*What needs to be done*
Among the lines below, count those with "title". Give only the number.
--- Listing ---
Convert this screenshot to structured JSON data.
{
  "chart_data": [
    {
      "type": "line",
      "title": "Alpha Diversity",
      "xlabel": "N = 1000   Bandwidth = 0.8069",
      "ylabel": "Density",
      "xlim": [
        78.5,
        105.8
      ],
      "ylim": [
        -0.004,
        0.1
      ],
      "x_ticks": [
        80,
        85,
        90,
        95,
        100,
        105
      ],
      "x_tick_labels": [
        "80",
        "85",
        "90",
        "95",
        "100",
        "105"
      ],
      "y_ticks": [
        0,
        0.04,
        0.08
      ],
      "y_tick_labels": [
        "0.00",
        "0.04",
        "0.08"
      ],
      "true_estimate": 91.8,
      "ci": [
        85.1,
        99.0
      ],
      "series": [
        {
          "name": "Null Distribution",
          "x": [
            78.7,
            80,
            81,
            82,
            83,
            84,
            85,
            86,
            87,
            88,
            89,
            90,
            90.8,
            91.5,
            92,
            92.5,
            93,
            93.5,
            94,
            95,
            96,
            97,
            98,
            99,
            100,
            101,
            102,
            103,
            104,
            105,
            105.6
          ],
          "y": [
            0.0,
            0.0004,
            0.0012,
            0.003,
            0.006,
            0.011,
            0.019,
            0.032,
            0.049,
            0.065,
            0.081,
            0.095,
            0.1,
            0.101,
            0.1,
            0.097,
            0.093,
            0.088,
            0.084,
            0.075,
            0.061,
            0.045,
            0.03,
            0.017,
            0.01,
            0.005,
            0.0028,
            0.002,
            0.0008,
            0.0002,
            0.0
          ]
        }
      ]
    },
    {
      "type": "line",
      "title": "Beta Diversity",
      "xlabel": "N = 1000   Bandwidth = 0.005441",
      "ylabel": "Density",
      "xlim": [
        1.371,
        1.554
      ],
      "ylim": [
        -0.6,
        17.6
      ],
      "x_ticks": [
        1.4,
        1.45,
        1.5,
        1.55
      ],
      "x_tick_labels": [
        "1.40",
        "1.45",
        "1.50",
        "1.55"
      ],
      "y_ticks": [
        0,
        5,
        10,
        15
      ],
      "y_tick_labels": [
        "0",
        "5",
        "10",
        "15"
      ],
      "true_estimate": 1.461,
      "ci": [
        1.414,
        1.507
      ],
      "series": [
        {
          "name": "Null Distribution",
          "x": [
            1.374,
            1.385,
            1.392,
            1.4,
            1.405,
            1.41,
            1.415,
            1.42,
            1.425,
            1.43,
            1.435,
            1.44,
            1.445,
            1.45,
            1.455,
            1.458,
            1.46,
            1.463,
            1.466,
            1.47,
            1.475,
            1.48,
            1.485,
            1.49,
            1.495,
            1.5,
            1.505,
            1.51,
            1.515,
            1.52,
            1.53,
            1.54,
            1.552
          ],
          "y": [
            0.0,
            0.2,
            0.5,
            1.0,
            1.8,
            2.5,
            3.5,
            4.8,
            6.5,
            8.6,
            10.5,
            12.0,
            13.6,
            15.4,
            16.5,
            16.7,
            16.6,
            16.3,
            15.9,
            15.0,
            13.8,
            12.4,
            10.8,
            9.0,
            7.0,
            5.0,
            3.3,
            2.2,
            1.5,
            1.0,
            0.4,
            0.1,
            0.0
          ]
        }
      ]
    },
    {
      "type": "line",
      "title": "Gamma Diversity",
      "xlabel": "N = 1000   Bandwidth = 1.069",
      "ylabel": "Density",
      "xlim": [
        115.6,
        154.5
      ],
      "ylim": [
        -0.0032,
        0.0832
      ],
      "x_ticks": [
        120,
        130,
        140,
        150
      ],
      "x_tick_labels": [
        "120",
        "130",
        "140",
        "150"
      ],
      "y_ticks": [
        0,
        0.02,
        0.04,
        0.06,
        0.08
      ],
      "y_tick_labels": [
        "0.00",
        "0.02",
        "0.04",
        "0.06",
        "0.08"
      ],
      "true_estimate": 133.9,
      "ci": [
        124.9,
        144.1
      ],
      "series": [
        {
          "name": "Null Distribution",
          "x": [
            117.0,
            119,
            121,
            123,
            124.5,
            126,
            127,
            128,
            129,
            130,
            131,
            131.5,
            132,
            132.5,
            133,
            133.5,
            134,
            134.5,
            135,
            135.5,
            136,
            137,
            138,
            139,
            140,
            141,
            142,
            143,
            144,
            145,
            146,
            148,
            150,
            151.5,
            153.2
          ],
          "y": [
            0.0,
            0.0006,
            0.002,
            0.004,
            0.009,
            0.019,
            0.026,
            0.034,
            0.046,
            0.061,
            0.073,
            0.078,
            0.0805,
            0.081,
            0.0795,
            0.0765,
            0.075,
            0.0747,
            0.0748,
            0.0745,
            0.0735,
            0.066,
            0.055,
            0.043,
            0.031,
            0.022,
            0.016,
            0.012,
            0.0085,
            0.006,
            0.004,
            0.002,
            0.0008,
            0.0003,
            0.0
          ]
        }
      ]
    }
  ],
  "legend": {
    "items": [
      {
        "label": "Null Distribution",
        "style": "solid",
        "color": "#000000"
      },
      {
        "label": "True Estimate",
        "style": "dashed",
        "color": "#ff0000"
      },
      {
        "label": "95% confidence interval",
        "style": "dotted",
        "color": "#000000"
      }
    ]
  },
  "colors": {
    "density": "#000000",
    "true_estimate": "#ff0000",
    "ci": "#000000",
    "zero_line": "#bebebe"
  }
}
---
*Output of the task*
3